- WHAT THE TASK ASKS: Leave out the pictures and copy everything else below exactly.

-- DATA ENTRIES start --

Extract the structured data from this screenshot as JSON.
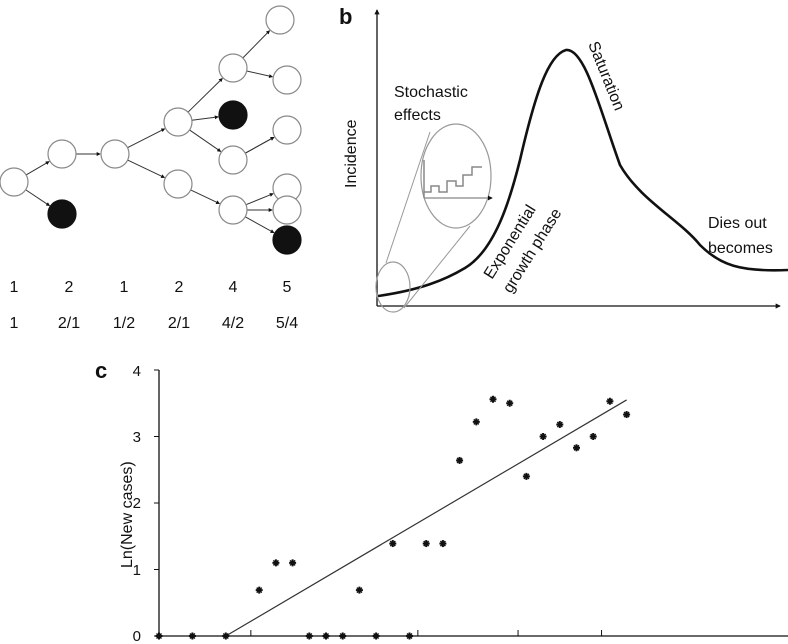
{
  "colors": {
    "line": "#111111",
    "node_fill": "#ffffff",
    "node_stroke": "#888888",
    "infected": "#111111",
    "ellipse": "#999999"
  },
  "panel_a": {
    "nodes": [
      {
        "id": "n0",
        "filled": false
      },
      {
        "id": "n1",
        "filled": false
      },
      {
        "id": "n2",
        "filled": true
      },
      {
        "id": "n3",
        "filled": false
      },
      {
        "id": "n4",
        "filled": false
      },
      {
        "id": "n5",
        "filled": false
      },
      {
        "id": "n6",
        "filled": false
      },
      {
        "id": "n7",
        "filled": true
      },
      {
        "id": "n8",
        "filled": false
      },
      {
        "id": "n9",
        "filled": false
      },
      {
        "id": "n10",
        "filled": false
      },
      {
        "id": "n11",
        "filled": false
      },
      {
        "id": "n12",
        "filled": false
      },
      {
        "id": "n13",
        "filled": false
      },
      {
        "id": "n14",
        "filled": false
      },
      {
        "id": "n15",
        "filled": false
      },
      {
        "id": "n16",
        "filled": true
      }
    ],
    "edges": [
      [
        "n0",
        "n1"
      ],
      [
        "n0",
        "n2"
      ],
      [
        "n1",
        "n3"
      ],
      [
        "n3",
        "n4"
      ],
      [
        "n3",
        "n5"
      ],
      [
        "n4",
        "n6"
      ],
      [
        "n4",
        "n7"
      ],
      [
        "n4",
        "n8"
      ],
      [
        "n5",
        "n9"
      ],
      [
        "n6",
        "n10"
      ],
      [
        "n6",
        "n11"
      ],
      [
        "n8",
        "n12"
      ],
      [
        "n9",
        "n13"
      ],
      [
        "n9",
        "n14"
      ],
      [
        "n9",
        "n16"
      ],
      [
        "n8",
        "n15"
      ]
    ],
    "row1": [
      "1",
      "2",
      "1",
      "2",
      "4",
      "5"
    ],
    "row2": [
      "1",
      "2/1",
      "1/2",
      "2/1",
      "4/2",
      "5/4"
    ]
  },
  "panel_b": {
    "label": "b",
    "ylabel": "Incidence",
    "annotations": {
      "stochastic_1": "Stochastic",
      "stochastic_2": "effects",
      "saturation": "Saturation",
      "exp_1": "Exponential",
      "exp_2": "growth phase",
      "dies_1": "Dies out",
      "dies_2": "becomes"
    }
  },
  "chart_data": {
    "type": "scatter",
    "label": "c",
    "ylabel": "Ln(New cases)",
    "xlabel": "",
    "ylim": [
      0,
      4
    ],
    "yticks": [
      "0",
      "1",
      "2",
      "3",
      "4"
    ],
    "xlim": [
      0,
      30
    ],
    "points": [
      {
        "x": 0,
        "y": 0
      },
      {
        "x": 2,
        "y": 0
      },
      {
        "x": 4,
        "y": 0
      },
      {
        "x": 6,
        "y": 0.69
      },
      {
        "x": 7,
        "y": 1.1
      },
      {
        "x": 8,
        "y": 1.1
      },
      {
        "x": 9,
        "y": 0
      },
      {
        "x": 10,
        "y": 0
      },
      {
        "x": 11,
        "y": 0
      },
      {
        "x": 12,
        "y": 0.69
      },
      {
        "x": 13,
        "y": 0
      },
      {
        "x": 14,
        "y": 1.39
      },
      {
        "x": 15,
        "y": 0
      },
      {
        "x": 16,
        "y": 1.39
      },
      {
        "x": 17,
        "y": 1.39
      },
      {
        "x": 18,
        "y": 2.64
      },
      {
        "x": 19,
        "y": 3.22
      },
      {
        "x": 20,
        "y": 3.56
      },
      {
        "x": 21,
        "y": 3.5
      },
      {
        "x": 22,
        "y": 2.4
      },
      {
        "x": 23,
        "y": 3.0
      },
      {
        "x": 24,
        "y": 3.18
      },
      {
        "x": 25,
        "y": 2.83
      },
      {
        "x": 26,
        "y": 3.0
      },
      {
        "x": 27,
        "y": 3.53
      },
      {
        "x": 28,
        "y": 3.33
      }
    ],
    "trendline": [
      [
        4.0,
        0.0
      ],
      [
        28.0,
        3.55
      ]
    ],
    "grid": false
  }
}
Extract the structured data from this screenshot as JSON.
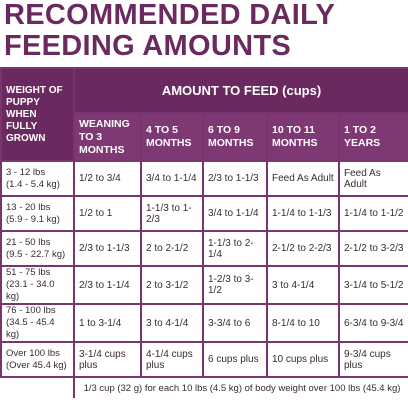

-- DATA ENTRIES end --

- PROBLEM SOLUTION:
Extract the structured data from this screenshot as JSON.
{
  "colors": {
    "line": "#111111",
    "node_fill": "#ffffff",
    "node_stroke": "#888888",
    "infected": "#111111",
    "ellipse": "#999999"
  },
  "panel_a": {
    "nodes": [
      {
        "id": "n0",
        "filled": false
      },
      {
        "id": "n1",
        "filled": false
      },
      {
        "id": "n2",
        "filled": true
      },
      {
        "id": "n3",
        "filled": false
      },
      {
        "id": "n4",
        "filled": false
      },
      {
        "id": "n5",
        "filled": false
      },
      {
        "id": "n6",
        "filled": false
      },
      {
        "id": "n7",
        "filled": true
      },
      {
        "id": "n8",
        "filled": false
      },
      {
        "id": "n9",
        "filled": false
      },
      {
        "id": "n10",
        "filled": false
      },
      {
        "id": "n11",
        "filled": false
      },
      {
        "id": "n12",
        "filled": false
      },
      {
        "id": "n13",
        "filled": false
      },
      {
        "id": "n14",
        "filled": false
      },
      {
        "id": "n15",
        "filled": false
      },
      {
        "id": "n16",
        "filled": true
      }
    ],
    "edges": [
      [
        "n0",
        "n1"
      ],
      [
        "n0",
        "n2"
      ],
      [
        "n1",
        "n3"
      ],
      [
        "n3",
        "n4"
      ],
      [
        "n3",
        "n5"
      ],
      [
        "n4",
        "n6"
      ],
      [
        "n4",
        "n7"
      ],
      [
        "n4",
        "n8"
      ],
      [
        "n5",
        "n9"
      ],
      [
        "n6",
        "n10"
      ],
      [
        "n6",
        "n11"
      ],
      [
        "n8",
        "n12"
      ],
      [
        "n9",
        "n13"
      ],
      [
        "n9",
        "n14"
      ],
      [
        "n9",
        "n16"
      ],
      [
        "n8",
        "n15"
      ]
    ],
    "row1": [
      "1",
      "2",
      "1",
      "2",
      "4",
      "5"
    ],
    "row2": [
      "1",
      "2/1",
      "1/2",
      "2/1",
      "4/2",
      "5/4"
    ]
  },
  "panel_b": {
    "label": "b",
    "ylabel": "Incidence",
    "annotations": {
      "stochastic_1": "Stochastic",
      "stochastic_2": "effects",
      "saturation": "Saturation",
      "exp_1": "Exponential",
      "exp_2": "growth phase",
      "dies_1": "Dies out",
      "dies_2": "becomes"
    }
  },
  "chart_data": {
    "type": "scatter",
    "label": "c",
    "ylabel": "Ln(New cases)",
    "xlabel": "",
    "ylim": [
      0,
      4
    ],
    "yticks": [
      "0",
      "1",
      "2",
      "3",
      "4"
    ],
    "xlim": [
      0,
      30
    ],
    "points": [
      {
        "x": 0,
        "y": 0
      },
      {
        "x": 2,
        "y": 0
      },
      {
        "x": 4,
        "y": 0
      },
      {
        "x": 6,
        "y": 0.69
      },
      {
        "x": 7,
        "y": 1.1
      },
      {
        "x": 8,
        "y": 1.1
      },
      {
        "x": 9,
        "y": 0
      },
      {
        "x": 10,
        "y": 0
      },
      {
        "x": 11,
        "y": 0
      },
      {
        "x": 12,
        "y": 0.69
      },
      {
        "x": 13,
        "y": 0
      },
      {
        "x": 14,
        "y": 1.39
      },
      {
        "x": 15,
        "y": 0
      },
      {
        "x": 16,
        "y": 1.39
      },
      {
        "x": 17,
        "y": 1.39
      },
      {
        "x": 18,
        "y": 2.64
      },
      {
        "x": 19,
        "y": 3.22
      },
      {
        "x": 20,
        "y": 3.56
      },
      {
        "x": 21,
        "y": 3.5
      },
      {
        "x": 22,
        "y": 2.4
      },
      {
        "x": 23,
        "y": 3.0
      },
      {
        "x": 24,
        "y": 3.18
      },
      {
        "x": 25,
        "y": 2.83
      },
      {
        "x": 26,
        "y": 3.0
      },
      {
        "x": 27,
        "y": 3.53
      },
      {
        "x": 28,
        "y": 3.33
      }
    ],
    "trendline": [
      [
        4.0,
        0.0
      ],
      [
        28.0,
        3.55
      ]
    ],
    "grid": false
  }
}
Extract the structured data from this screenshot as JSON.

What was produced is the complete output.